Set exercise ::
All of the lines below are to be printed again exactly; images are excluded from the output.

#####

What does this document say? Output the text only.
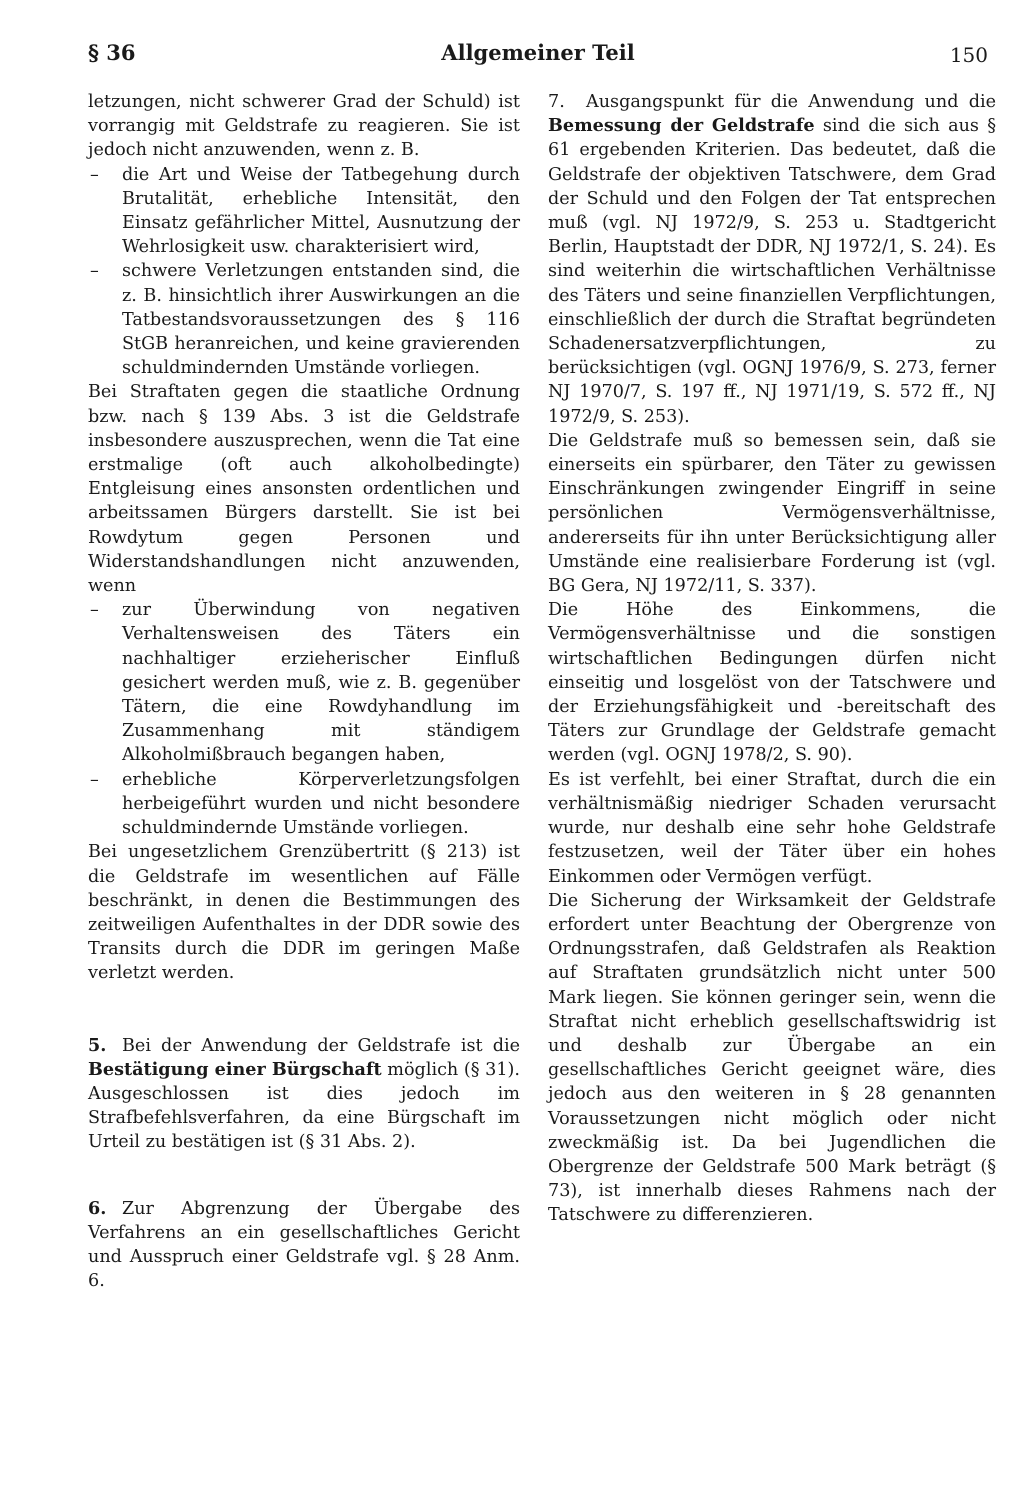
§ 36	Allgemeiner Teil	150

letzungen, nicht schwerer Grad der Schuld) ist vorrangig mit Geldstrafe zu reagieren. Sie ist jedoch nicht anzuwenden, wenn z. B.

– die Art und Weise der Tatbegehung durch Brutalität, erhebliche Intensität, den Einsatz gefährlicher Mittel, Ausnutzung der Wehrlosigkeit usw. charakterisiert wird,
– schwere Verletzungen entstanden sind, die z. B. hinsichtlich ihrer Auswirkungen an die Tatbestandsvoraussetzungen des § 116 StGB heranreichen, und keine gravierenden schuldmindernden Umstände vorliegen.

Bei Straftaten gegen die staatliche Ordnung bzw. nach § 139 Abs. 3 ist die Geldstrafe insbesondere auszusprechen, wenn die Tat eine erstmalige (oft auch alkoholbedingte) Entgleisung eines ansonsten ordentlichen und arbeitssamen Bürgers darstellt. Sie ist bei Rowdytum gegen Personen und Widerstandshandlungen nicht anzuwenden, wenn

– zur Überwindung von negativen Verhaltensweisen des Täters ein nachhaltiger erzieherischer Einfluß gesichert werden muß, wie z. B. gegenüber Tätern, die eine Rowdyhandlung im Zusammenhang mit ständigem Alkoholmißbrauch begangen haben,
– erhebliche Körperverletzungsfolgen herbeigeführt wurden und nicht besondere schuldmindernde Umstände vorliegen.

Bei ungesetzlichem Grenzübertritt (§ 213) ist die Geldstrafe im wesentlichen auf Fälle beschränkt, in denen die Bestimmungen des zeitweiligen Aufenthaltes in der DDR sowie des Transits durch die DDR im geringen Maße verletzt werden.

5. Bei der Anwendung der Geldstrafe ist die Bestätigung einer Bürgschaft möglich (§ 31). Ausgeschlossen ist dies jedoch im Strafbefehlsverfahren, da eine Bürgschaft im Urteil zu bestätigen ist (§ 31 Abs. 2).

6. Zur Abgrenzung der Übergabe des Verfahrens an ein gesellschaftliches Gericht und Ausspruch einer Geldstrafe vgl. § 28 Anm. 6.

7. Ausgangspunkt für die Anwendung und die Bemessung der Geldstrafe sind die sich aus § 61 ergebenden Kriterien. Das bedeutet, daß die Geldstrafe der objektiven Tatschwere, dem Grad der Schuld und den Folgen der Tat entsprechen muß (vgl. NJ 1972/9, S. 253 u. Stadtgericht Berlin, Hauptstadt der DDR, NJ 1972/1, S. 24). Es sind weiterhin die wirtschaftlichen Verhältnisse des Täters und seine finanziellen Verpflichtungen, einschließlich der durch die Straftat begründeten Schadenersatzverpflichtungen, zu berücksichtigen (vgl. OGNJ 1976/9, S. 273, ferner NJ 1970/7, S. 197 ff., NJ 1971/19, S. 572 ff., NJ 1972/9, S. 253).

Die Geldstrafe muß so bemessen sein, daß sie einerseits ein spürbarer, den Täter zu gewissen Einschränkungen zwingender Eingriff in seine persönlichen Vermögensverhältnisse, andererseits für ihn unter Berücksichtigung aller Umstände eine realisierbare Forderung ist (vgl. BG Gera, NJ 1972/11, S. 337).

Die Höhe des Einkommens, die Vermögensverhältnisse und die sonstigen wirtschaftlichen Bedingungen dürfen nicht einseitig und losgelöst von der Tatschwere und der Erziehungsfähigkeit und -bereitschaft des Täters zur Grundlage der Geldstrafe gemacht werden (vgl. OGNJ 1978/2, S. 90).

Es ist verfehlt, bei einer Straftat, durch die ein verhältnismäßig niedriger Schaden verursacht wurde, nur deshalb eine sehr hohe Geldstrafe festzusetzen, weil der Täter über ein hohes Einkommen oder Vermögen verfügt.

Die Sicherung der Wirksamkeit der Geldstrafe erfordert unter Beachtung der Obergrenze von Ordnungsstrafen, daß Geldstrafen als Reaktion auf Straftaten grundsätzlich nicht unter 500 Mark liegen. Sie können geringer sein, wenn die Straftat nicht erheblich gesellschaftswidrig ist und deshalb zur Übergabe an ein gesellschaftliches Gericht geeignet wäre, dies jedoch aus den weiteren in § 28 genannten Voraussetzungen nicht möglich oder nicht zweckmäßig ist. Da bei Jugendlichen die Obergrenze der Geldstrafe 500 Mark beträgt (§ 73), ist innerhalb dieses Rahmens nach der Tatschwere zu differenzieren.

#####

Expected output ::
What does this document say? Output the text only.
§ 36	Allgemeiner Teil	150

letzungen, nicht schwerer Grad der Schuld) ist vorrangig mit Geldstrafe zu reagieren. Sie ist jedoch nicht anzuwenden, wenn z. B.

– die Art und Weise der Tatbegehung durch Brutalität, erhebliche Intensität, den Einsatz gefährlicher Mittel, Ausnutzung der Wehrlosigkeit usw. charakterisiert wird,
– schwere Verletzungen entstanden sind, die z. B. hinsichtlich ihrer Auswirkungen an die Tatbestandsvoraussetzungen des § 116 StGB heranreichen, und keine gravierenden schuldmindernden Umstände vorliegen.

Bei Straftaten gegen die staatliche Ordnung bzw. nach § 139 Abs. 3 ist die Geldstrafe insbesondere auszusprechen, wenn die Tat eine erstmalige (oft auch alkoholbedingte) Entgleisung eines ansonsten ordentlichen und arbeitssamen Bürgers darstellt. Sie ist bei Rowdytum gegen Personen und Widerstandshandlungen nicht anzuwenden, wenn

– zur Überwindung von negativen Verhaltensweisen des Täters ein nachhaltiger erzieherischer Einfluß gesichert werden muß, wie z. B. gegenüber Tätern, die eine Rowdyhandlung im Zusammenhang mit ständigem Alkoholmißbrauch begangen haben,
– erhebliche Körperverletzungsfolgen herbeigeführt wurden und nicht besondere schuldmindernde Umstände vorliegen.

Bei ungesetzlichem Grenzübertritt (§ 213) ist die Geldstrafe im wesentlichen auf Fälle beschränkt, in denen die Bestimmungen des zeitweiligen Aufenthaltes in der DDR sowie des Transits durch die DDR im geringen Maße verletzt werden.

5. Bei der Anwendung der Geldstrafe ist die Bestätigung einer Bürgschaft möglich (§ 31). Ausgeschlossen ist dies jedoch im Strafbefehlsverfahren, da eine Bürgschaft im Urteil zu bestätigen ist (§ 31 Abs. 2).

6. Zur Abgrenzung der Übergabe des Verfahrens an ein gesellschaftliches Gericht und Ausspruch einer Geldstrafe vgl. § 28 Anm. 6.

7. Ausgangspunkt für die Anwendung und die Bemessung der Geldstrafe sind die sich aus § 61 ergebenden Kriterien. Das bedeutet, daß die Geldstrafe der objektiven Tatschwere, dem Grad der Schuld und den Folgen der Tat entsprechen muß (vgl. NJ 1972/9, S. 253 u. Stadtgericht Berlin, Hauptstadt der DDR, NJ 1972/1, S. 24). Es sind weiterhin die wirtschaftlichen Verhältnisse des Täters und seine finanziellen Verpflichtungen, einschließlich der durch die Straftat begründeten Schadenersatzverpflichtungen, zu berücksichtigen (vgl. OGNJ 1976/9, S. 273, ferner NJ 1970/7, S. 197 ff., NJ 1971/19, S. 572 ff., NJ 1972/9, S. 253).

Die Geldstrafe muß so bemessen sein, daß sie einerseits ein spürbarer, den Täter zu gewissen Einschränkungen zwingender Eingriff in seine persönlichen Vermögensverhältnisse, andererseits für ihn unter Berücksichtigung aller Umstände eine realisierbare Forderung ist (vgl. BG Gera, NJ 1972/11, S. 337).

Die Höhe des Einkommens, die Vermögensverhältnisse und die sonstigen wirtschaftlichen Bedingungen dürfen nicht einseitig und losgelöst von der Tatschwere und der Erziehungsfähigkeit und -bereitschaft des Täters zur Grundlage der Geldstrafe gemacht werden (vgl. OGNJ 1978/2, S. 90).

Es ist verfehlt, bei einer Straftat, durch die ein verhältnismäßig niedriger Schaden verursacht wurde, nur deshalb eine sehr hohe Geldstrafe festzusetzen, weil der Täter über ein hohes Einkommen oder Vermögen verfügt.

Die Sicherung der Wirksamkeit der Geldstrafe erfordert unter Beachtung der Obergrenze von Ordnungsstrafen, daß Geldstrafen als Reaktion auf Straftaten grundsätzlich nicht unter 500 Mark liegen. Sie können geringer sein, wenn die Straftat nicht erheblich gesellschaftswidrig ist und deshalb zur Übergabe an ein gesellschaftliches Gericht geeignet wäre, dies jedoch aus den weiteren in § 28 genannten Voraussetzungen nicht möglich oder nicht zweckmäßig ist. Da bei Jugendlichen die Obergrenze der Geldstrafe 500 Mark beträgt (§ 73), ist innerhalb dieses Rahmens nach der Tatschwere zu differenzieren.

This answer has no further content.